▶ [Listed entries]:
[Begin]

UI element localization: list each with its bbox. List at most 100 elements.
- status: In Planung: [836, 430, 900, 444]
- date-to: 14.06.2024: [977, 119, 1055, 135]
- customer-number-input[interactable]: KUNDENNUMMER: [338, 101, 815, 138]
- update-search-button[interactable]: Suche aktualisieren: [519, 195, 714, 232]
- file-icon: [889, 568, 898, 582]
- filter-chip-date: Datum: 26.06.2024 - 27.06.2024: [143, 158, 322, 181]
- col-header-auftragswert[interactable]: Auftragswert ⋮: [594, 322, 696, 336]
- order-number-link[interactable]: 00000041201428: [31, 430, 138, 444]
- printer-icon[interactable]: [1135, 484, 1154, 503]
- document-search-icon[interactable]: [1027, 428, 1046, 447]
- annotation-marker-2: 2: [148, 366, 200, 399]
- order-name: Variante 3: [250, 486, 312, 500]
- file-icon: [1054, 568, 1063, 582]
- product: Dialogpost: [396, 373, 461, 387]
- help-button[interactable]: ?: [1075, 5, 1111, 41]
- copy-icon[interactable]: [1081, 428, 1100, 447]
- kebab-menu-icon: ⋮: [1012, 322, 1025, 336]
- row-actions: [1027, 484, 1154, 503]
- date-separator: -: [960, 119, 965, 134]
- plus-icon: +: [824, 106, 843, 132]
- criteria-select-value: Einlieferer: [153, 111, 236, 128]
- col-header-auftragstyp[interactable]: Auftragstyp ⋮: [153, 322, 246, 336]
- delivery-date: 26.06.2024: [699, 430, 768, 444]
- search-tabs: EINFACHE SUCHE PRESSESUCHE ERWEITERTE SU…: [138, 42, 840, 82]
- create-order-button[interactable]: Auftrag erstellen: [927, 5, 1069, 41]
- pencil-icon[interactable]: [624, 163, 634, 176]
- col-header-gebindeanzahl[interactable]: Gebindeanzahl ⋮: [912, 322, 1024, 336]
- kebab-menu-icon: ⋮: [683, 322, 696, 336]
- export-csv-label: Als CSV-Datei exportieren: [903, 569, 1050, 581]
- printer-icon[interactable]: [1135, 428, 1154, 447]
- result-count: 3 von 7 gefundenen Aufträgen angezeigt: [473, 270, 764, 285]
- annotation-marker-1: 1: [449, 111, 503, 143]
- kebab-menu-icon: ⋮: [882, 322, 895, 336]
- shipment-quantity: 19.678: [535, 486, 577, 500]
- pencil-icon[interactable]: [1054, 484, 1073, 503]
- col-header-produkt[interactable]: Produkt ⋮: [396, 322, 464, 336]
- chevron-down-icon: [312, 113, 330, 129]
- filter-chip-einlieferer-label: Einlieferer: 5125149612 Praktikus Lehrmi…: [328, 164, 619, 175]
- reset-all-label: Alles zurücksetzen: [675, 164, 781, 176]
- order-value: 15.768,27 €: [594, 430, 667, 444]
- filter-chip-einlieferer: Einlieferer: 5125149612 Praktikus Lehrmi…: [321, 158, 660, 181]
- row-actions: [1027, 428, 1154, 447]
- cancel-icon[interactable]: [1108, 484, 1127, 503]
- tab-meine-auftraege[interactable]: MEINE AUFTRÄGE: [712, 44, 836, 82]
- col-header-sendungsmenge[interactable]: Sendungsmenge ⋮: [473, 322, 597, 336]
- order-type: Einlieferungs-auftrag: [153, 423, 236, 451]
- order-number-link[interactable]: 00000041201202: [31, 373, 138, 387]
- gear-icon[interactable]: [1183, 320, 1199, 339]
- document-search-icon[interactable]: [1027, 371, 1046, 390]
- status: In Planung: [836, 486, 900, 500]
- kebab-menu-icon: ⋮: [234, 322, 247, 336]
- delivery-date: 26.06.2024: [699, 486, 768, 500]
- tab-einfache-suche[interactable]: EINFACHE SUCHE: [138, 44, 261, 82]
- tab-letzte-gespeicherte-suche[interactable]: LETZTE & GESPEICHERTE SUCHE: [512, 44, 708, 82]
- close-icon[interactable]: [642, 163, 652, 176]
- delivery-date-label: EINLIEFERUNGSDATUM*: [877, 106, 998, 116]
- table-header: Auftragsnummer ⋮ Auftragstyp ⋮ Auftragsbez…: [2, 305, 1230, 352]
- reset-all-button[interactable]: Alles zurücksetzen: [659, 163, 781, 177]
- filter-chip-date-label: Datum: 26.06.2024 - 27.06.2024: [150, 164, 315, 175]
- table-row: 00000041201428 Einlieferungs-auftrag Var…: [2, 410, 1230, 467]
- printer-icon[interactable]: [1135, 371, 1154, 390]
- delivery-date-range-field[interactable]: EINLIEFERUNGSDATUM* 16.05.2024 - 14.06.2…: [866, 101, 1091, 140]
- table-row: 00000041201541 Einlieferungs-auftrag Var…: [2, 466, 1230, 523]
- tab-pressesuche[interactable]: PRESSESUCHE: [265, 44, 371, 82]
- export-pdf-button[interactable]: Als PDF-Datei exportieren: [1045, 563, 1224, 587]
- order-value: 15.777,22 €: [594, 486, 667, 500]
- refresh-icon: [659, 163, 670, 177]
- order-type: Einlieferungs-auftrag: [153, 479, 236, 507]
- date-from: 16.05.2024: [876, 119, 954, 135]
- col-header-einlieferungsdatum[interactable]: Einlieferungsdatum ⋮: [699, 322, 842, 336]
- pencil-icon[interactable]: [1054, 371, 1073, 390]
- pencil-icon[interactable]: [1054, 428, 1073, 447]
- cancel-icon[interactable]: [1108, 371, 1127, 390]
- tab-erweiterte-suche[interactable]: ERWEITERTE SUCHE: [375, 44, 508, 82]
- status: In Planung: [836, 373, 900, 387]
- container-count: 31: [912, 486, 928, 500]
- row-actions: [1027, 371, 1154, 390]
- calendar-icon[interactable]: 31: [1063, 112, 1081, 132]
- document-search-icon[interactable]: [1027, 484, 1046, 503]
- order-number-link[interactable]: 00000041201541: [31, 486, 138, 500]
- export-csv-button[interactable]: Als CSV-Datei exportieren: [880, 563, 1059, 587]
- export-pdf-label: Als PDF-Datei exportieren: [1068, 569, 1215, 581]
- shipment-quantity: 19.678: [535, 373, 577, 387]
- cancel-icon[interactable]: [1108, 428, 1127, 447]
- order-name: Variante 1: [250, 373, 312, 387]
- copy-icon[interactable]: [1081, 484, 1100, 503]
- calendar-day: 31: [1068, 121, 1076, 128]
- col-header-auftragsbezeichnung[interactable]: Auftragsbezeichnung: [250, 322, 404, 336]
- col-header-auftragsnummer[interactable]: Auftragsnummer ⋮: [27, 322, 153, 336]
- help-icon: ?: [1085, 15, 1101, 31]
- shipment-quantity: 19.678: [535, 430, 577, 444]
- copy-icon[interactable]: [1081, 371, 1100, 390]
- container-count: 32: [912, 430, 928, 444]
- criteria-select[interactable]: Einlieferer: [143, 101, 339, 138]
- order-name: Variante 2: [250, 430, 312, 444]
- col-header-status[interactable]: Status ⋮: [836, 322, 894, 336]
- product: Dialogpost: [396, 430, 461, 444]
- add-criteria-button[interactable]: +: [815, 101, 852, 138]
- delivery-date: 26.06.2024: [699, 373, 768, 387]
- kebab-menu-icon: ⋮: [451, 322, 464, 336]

[End]
[Begin]

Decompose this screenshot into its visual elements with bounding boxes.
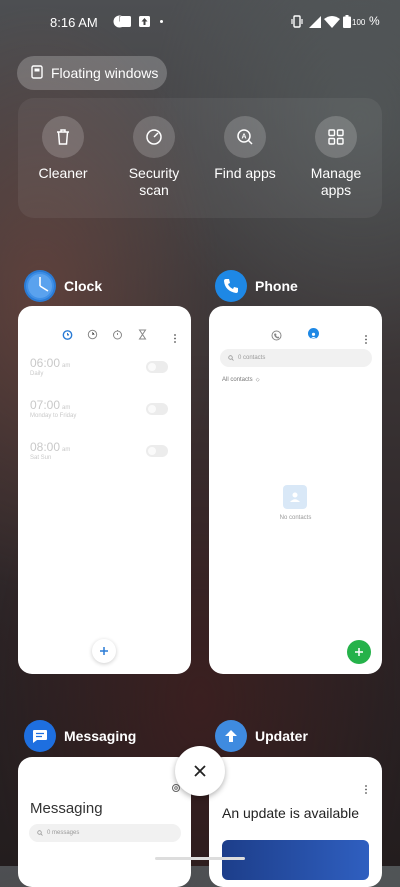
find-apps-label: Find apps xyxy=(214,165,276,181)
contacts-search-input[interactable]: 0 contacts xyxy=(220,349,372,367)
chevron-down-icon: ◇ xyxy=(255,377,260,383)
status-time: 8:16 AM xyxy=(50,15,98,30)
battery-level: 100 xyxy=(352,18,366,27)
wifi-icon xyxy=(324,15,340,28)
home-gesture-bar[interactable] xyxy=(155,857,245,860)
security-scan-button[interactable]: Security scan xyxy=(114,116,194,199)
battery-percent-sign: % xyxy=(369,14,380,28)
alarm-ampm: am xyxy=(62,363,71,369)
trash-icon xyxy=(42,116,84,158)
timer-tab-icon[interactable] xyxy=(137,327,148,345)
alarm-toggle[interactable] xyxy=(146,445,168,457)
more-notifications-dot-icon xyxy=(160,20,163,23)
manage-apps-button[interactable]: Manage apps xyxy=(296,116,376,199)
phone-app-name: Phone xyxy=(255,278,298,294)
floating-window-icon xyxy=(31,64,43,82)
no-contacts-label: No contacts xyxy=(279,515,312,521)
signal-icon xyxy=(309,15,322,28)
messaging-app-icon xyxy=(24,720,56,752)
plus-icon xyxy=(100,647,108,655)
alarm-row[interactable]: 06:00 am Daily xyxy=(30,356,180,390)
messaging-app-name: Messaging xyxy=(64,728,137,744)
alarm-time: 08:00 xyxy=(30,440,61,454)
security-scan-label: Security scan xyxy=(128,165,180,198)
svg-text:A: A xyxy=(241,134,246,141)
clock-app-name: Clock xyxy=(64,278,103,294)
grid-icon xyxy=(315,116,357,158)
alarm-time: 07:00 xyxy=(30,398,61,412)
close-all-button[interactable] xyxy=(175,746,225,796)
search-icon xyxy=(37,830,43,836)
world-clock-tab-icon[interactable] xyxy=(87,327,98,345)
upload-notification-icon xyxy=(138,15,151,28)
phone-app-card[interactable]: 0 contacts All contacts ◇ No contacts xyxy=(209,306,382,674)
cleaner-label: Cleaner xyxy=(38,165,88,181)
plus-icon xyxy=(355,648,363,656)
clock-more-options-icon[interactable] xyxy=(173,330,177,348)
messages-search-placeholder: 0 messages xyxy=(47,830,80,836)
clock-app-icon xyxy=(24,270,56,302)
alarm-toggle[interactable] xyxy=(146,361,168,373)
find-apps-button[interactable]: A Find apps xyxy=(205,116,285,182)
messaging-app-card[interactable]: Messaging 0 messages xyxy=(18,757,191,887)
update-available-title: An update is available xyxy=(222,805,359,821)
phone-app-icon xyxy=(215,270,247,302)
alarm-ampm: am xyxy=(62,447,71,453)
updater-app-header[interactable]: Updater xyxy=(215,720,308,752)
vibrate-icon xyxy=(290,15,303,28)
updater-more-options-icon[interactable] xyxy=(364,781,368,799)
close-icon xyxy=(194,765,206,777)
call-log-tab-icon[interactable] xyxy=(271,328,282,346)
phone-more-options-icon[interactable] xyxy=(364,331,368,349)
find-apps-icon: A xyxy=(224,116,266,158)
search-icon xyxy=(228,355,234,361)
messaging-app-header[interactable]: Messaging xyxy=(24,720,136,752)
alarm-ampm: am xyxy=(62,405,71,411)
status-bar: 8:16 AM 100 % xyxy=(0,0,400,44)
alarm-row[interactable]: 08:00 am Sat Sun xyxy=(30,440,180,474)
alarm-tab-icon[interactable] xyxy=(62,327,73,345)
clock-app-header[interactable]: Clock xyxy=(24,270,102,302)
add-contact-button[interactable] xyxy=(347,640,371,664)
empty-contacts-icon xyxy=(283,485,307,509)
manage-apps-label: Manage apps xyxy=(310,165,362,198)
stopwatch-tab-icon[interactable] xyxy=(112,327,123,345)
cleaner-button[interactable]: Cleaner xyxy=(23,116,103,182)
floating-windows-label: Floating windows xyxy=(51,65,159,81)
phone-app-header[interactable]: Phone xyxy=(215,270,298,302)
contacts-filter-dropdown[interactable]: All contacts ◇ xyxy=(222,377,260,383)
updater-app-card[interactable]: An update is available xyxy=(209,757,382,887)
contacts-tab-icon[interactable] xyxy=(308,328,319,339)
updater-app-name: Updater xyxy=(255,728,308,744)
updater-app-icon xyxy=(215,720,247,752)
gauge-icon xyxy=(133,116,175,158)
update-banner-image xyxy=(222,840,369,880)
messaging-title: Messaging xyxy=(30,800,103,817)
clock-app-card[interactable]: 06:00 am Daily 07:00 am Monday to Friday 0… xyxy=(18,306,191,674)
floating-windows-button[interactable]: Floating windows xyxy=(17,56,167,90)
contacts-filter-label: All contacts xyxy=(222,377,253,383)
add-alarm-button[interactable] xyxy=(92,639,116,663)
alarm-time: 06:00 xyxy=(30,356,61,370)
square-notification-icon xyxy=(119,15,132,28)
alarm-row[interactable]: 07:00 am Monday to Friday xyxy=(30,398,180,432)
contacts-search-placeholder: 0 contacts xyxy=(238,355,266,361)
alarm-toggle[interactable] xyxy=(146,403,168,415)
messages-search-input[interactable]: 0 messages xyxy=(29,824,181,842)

[End]
[Begin]

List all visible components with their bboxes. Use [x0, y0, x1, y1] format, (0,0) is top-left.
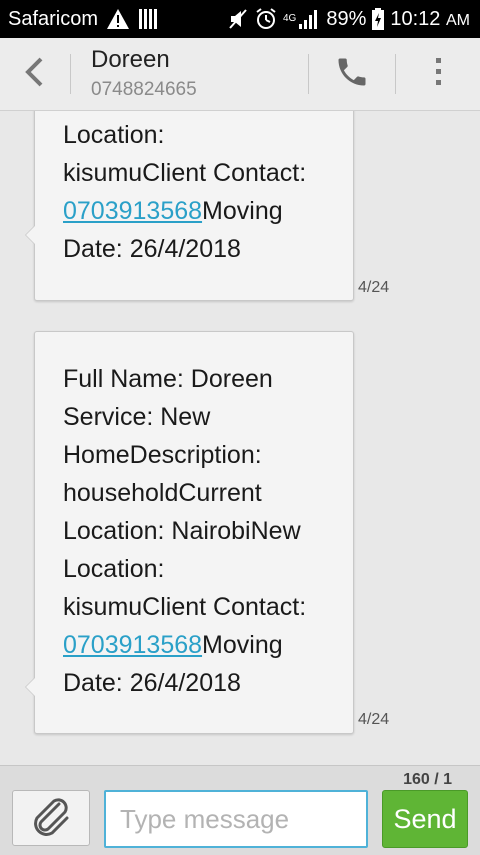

[End]

▶ [Your objective]: Rewrite the data from the line containing "Decompose this screenshot" through the line containing "messaging-app-name: Messaging xyxy=(64,728,137,744)" as a numbered list, skipping any blank lines. Leave the pictures out.

▶ [Exercise answer]:
1. Decompose this screenshot into its visual elements with bounding boxes.
2. find-apps-label: Find apps xyxy=(214,165,276,181)
3. contacts-search-input[interactable]: 0 contacts xyxy=(220,349,372,367)
4. chevron-down-icon: ◇ xyxy=(255,377,260,383)
5. status-time: 8:16 AM xyxy=(50,15,98,30)
6. battery-level: 100 xyxy=(352,18,366,27)
7. wifi-icon xyxy=(324,15,340,28)
8. home-gesture-bar[interactable] xyxy=(155,857,245,860)
9. security-scan-button[interactable]: Security scan xyxy=(114,116,194,199)
10. battery-percent-sign: % xyxy=(369,14,380,28)
11. alarm-ampm: am xyxy=(62,363,71,369)
12. trash-icon xyxy=(42,116,84,158)
13. timer-tab-icon[interactable] xyxy=(137,327,148,345)
14. alarm-toggle[interactable] xyxy=(146,445,168,457)
15. more-notifications-dot-icon xyxy=(160,20,163,23)
16. manage-apps-button[interactable]: Manage apps xyxy=(296,116,376,199)
17. phone-app-name: Phone xyxy=(255,278,298,294)
18. floating-window-icon xyxy=(31,64,43,82)
19. no-contacts-label: No contacts xyxy=(279,515,312,521)
20. signal-icon xyxy=(309,15,322,28)
21. messaging-app-icon xyxy=(24,720,56,752)
22. plus-icon xyxy=(100,647,108,655)
23. alarm-row[interactable]: 06:00 am Daily xyxy=(30,356,180,390)
24. messaging-app-name: Messaging xyxy=(64,728,137,744)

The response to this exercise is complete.